### Problem details
What is the count of lines in the listing below that hold the string "open"? Reply with that number alone.

### Provided information
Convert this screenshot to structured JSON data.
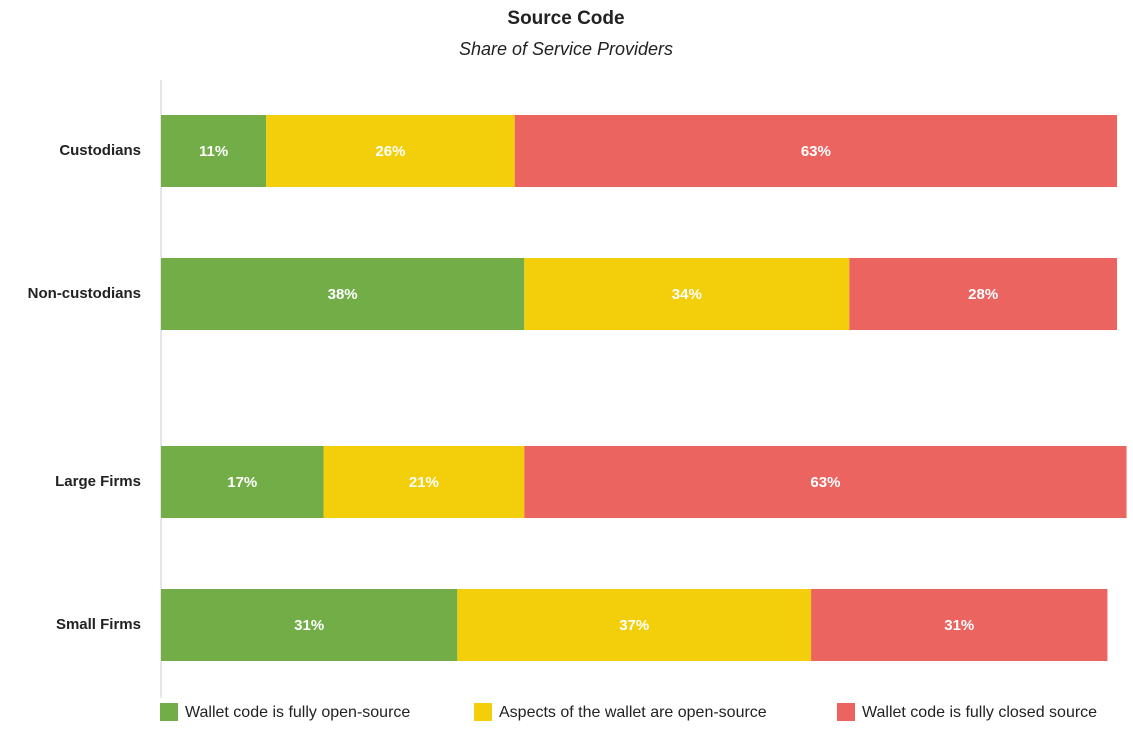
{
  "chart_data": {
    "type": "stacked_bar_horizontal",
    "title": "Source Code",
    "subtitle": "Share of Service Providers",
    "categories": [
      "Custodians",
      "Non-custodians",
      "Large Firms",
      "Small Firms"
    ],
    "xlim": [
      0,
      100
    ],
    "legend": "bottom",
    "series": [
      {
        "name": "Wallet code is fully open-source",
        "color": "#72ad48",
        "values": [
          11,
          38,
          17,
          31
        ],
        "value_labels": [
          "11%",
          "38%",
          "17%",
          "31%"
        ]
      },
      {
        "name": "Aspects of the wallet are open-source",
        "color": "#f2cf0a",
        "values": [
          26,
          34,
          21,
          37
        ],
        "value_labels": [
          "26%",
          "34%",
          "21%",
          "37%"
        ]
      },
      {
        "name": "Wallet code is fully closed source",
        "color": "#ec6460",
        "values": [
          63,
          28,
          63,
          31
        ],
        "value_labels": [
          "63%",
          "28%",
          "63%",
          "31%"
        ]
      }
    ]
  }
}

### The response
2